# start of Dataset extract
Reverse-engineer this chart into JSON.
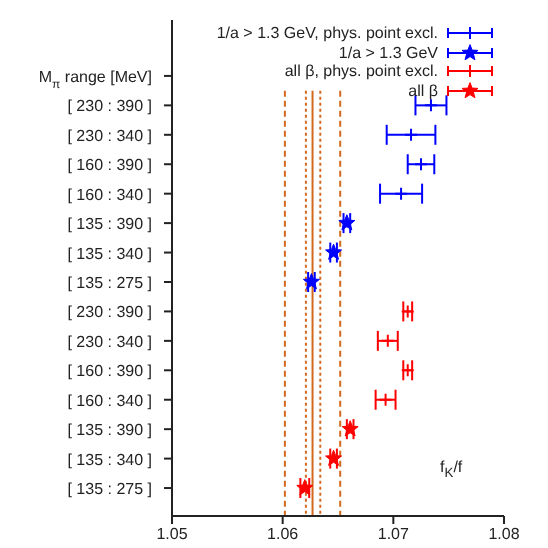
{
  "chart_data": {
    "type": "scatter",
    "orientation": "horizontal",
    "categories": [
      "M$_{π}$ range [MeV]",
      "[ 230 : 390 ]",
      "[ 230 : 340 ]",
      "[ 160 : 390 ]",
      "[ 160 : 340 ]",
      "[ 135 : 390 ]",
      "[ 135 : 340 ]",
      "[ 135 : 275 ]",
      "[ 230 : 390 ]",
      "[ 230 : 340 ]",
      "[ 160 : 390 ]",
      "[ 160 : 340 ]",
      "[ 135 : 390 ]",
      "[ 135 : 340 ]",
      "[ 135 : 275 ]"
    ],
    "xlim": [
      1.05,
      1.08
    ],
    "xticks": [
      1.05,
      1.06,
      1.07,
      1.08
    ],
    "legend": "top right",
    "grid": false,
    "series": [
      {
        "name": "1/a > 1.3 GeV, phys. point excl.",
        "color": "#0000ff",
        "marker": "cross",
        "values": [
          null,
          1.0734,
          1.0716,
          1.0725,
          1.0707,
          null,
          null,
          null,
          null,
          null,
          null,
          null,
          null,
          null,
          null
        ],
        "errors": [
          null,
          0.0014,
          0.0022,
          0.0012,
          0.0019,
          null,
          null,
          null,
          null,
          null,
          null,
          null,
          null,
          null,
          null
        ]
      },
      {
        "name": "1/a > 1.3 GeV",
        "color": "#0000ff",
        "marker": "star",
        "values": [
          null,
          null,
          null,
          null,
          null,
          1.0658,
          1.0646,
          1.0626,
          null,
          null,
          null,
          null,
          null,
          null,
          null
        ],
        "errors": [
          null,
          null,
          null,
          null,
          null,
          0.0003,
          0.0003,
          0.0003,
          null,
          null,
          null,
          null,
          null,
          null,
          null
        ]
      },
      {
        "name": "all β, phys. point excl.",
        "color": "#ff0000",
        "marker": "cross",
        "values": [
          null,
          null,
          null,
          null,
          null,
          null,
          null,
          null,
          1.0713,
          1.0695,
          1.0713,
          1.0693,
          null,
          null,
          null
        ],
        "errors": [
          null,
          null,
          null,
          null,
          null,
          null,
          null,
          null,
          0.0004,
          0.0009,
          0.0004,
          0.0009,
          null,
          null,
          null
        ]
      },
      {
        "name": "all β",
        "color": "#ff0000",
        "marker": "star",
        "values": [
          null,
          null,
          null,
          null,
          null,
          null,
          null,
          null,
          null,
          null,
          null,
          null,
          1.0661,
          1.0646,
          1.062
        ],
        "errors": [
          null,
          null,
          null,
          null,
          null,
          null,
          null,
          null,
          null,
          null,
          null,
          null,
          0.0003,
          0.0003,
          0.0004
        ]
      }
    ],
    "ref_lines": [
      {
        "axis": "x",
        "value": 1.0602,
        "color": "#d2691e",
        "line_style": "dashed"
      },
      {
        "axis": "x",
        "value": 1.0621,
        "color": "#d2691e",
        "line_style": "dotted"
      },
      {
        "axis": "x",
        "value": 1.0627,
        "color": "#d2691e",
        "line_style": "solid"
      },
      {
        "axis": "x",
        "value": 1.0634,
        "color": "#d2691e",
        "line_style": "dotted"
      },
      {
        "axis": "x",
        "value": 1.0652,
        "color": "#d2691e",
        "line_style": "dashed"
      }
    ],
    "annotations": [
      "f$_{K}$/f"
    ]
  }
}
# end of Dataset extract
◆ Work to complete:
Set down the lines of the records above exactly, apart from the pictures.

◆ Reply:
Reverse-engineer this chart into JSON.
{
  "chart_data": {
    "type": "scatter",
    "orientation": "horizontal",
    "categories": [
      "M$_{π}$ range [MeV]",
      "[ 230 : 390 ]",
      "[ 230 : 340 ]",
      "[ 160 : 390 ]",
      "[ 160 : 340 ]",
      "[ 135 : 390 ]",
      "[ 135 : 340 ]",
      "[ 135 : 275 ]",
      "[ 230 : 390 ]",
      "[ 230 : 340 ]",
      "[ 160 : 390 ]",
      "[ 160 : 340 ]",
      "[ 135 : 390 ]",
      "[ 135 : 340 ]",
      "[ 135 : 275 ]"
    ],
    "xlim": [
      1.05,
      1.08
    ],
    "xticks": [
      1.05,
      1.06,
      1.07,
      1.08
    ],
    "legend": "top right",
    "grid": false,
    "series": [
      {
        "name": "1/a > 1.3 GeV, phys. point excl.",
        "color": "#0000ff",
        "marker": "cross",
        "values": [
          null,
          1.0734,
          1.0716,
          1.0725,
          1.0707,
          null,
          null,
          null,
          null,
          null,
          null,
          null,
          null,
          null,
          null
        ],
        "errors": [
          null,
          0.0014,
          0.0022,
          0.0012,
          0.0019,
          null,
          null,
          null,
          null,
          null,
          null,
          null,
          null,
          null,
          null
        ]
      },
      {
        "name": "1/a > 1.3 GeV",
        "color": "#0000ff",
        "marker": "star",
        "values": [
          null,
          null,
          null,
          null,
          null,
          1.0658,
          1.0646,
          1.0626,
          null,
          null,
          null,
          null,
          null,
          null,
          null
        ],
        "errors": [
          null,
          null,
          null,
          null,
          null,
          0.0003,
          0.0003,
          0.0003,
          null,
          null,
          null,
          null,
          null,
          null,
          null
        ]
      },
      {
        "name": "all β, phys. point excl.",
        "color": "#ff0000",
        "marker": "cross",
        "values": [
          null,
          null,
          null,
          null,
          null,
          null,
          null,
          null,
          1.0713,
          1.0695,
          1.0713,
          1.0693,
          null,
          null,
          null
        ],
        "errors": [
          null,
          null,
          null,
          null,
          null,
          null,
          null,
          null,
          0.0004,
          0.0009,
          0.0004,
          0.0009,
          null,
          null,
          null
        ]
      },
      {
        "name": "all β",
        "color": "#ff0000",
        "marker": "star",
        "values": [
          null,
          null,
          null,
          null,
          null,
          null,
          null,
          null,
          null,
          null,
          null,
          null,
          1.0661,
          1.0646,
          1.062
        ],
        "errors": [
          null,
          null,
          null,
          null,
          null,
          null,
          null,
          null,
          null,
          null,
          null,
          null,
          0.0003,
          0.0003,
          0.0004
        ]
      }
    ],
    "ref_lines": [
      {
        "axis": "x",
        "value": 1.0602,
        "color": "#d2691e",
        "line_style": "dashed"
      },
      {
        "axis": "x",
        "value": 1.0621,
        "color": "#d2691e",
        "line_style": "dotted"
      },
      {
        "axis": "x",
        "value": 1.0627,
        "color": "#d2691e",
        "line_style": "solid"
      },
      {
        "axis": "x",
        "value": 1.0634,
        "color": "#d2691e",
        "line_style": "dotted"
      },
      {
        "axis": "x",
        "value": 1.0652,
        "color": "#d2691e",
        "line_style": "dashed"
      }
    ],
    "annotations": [
      "f$_{K}$/f"
    ]
  }
}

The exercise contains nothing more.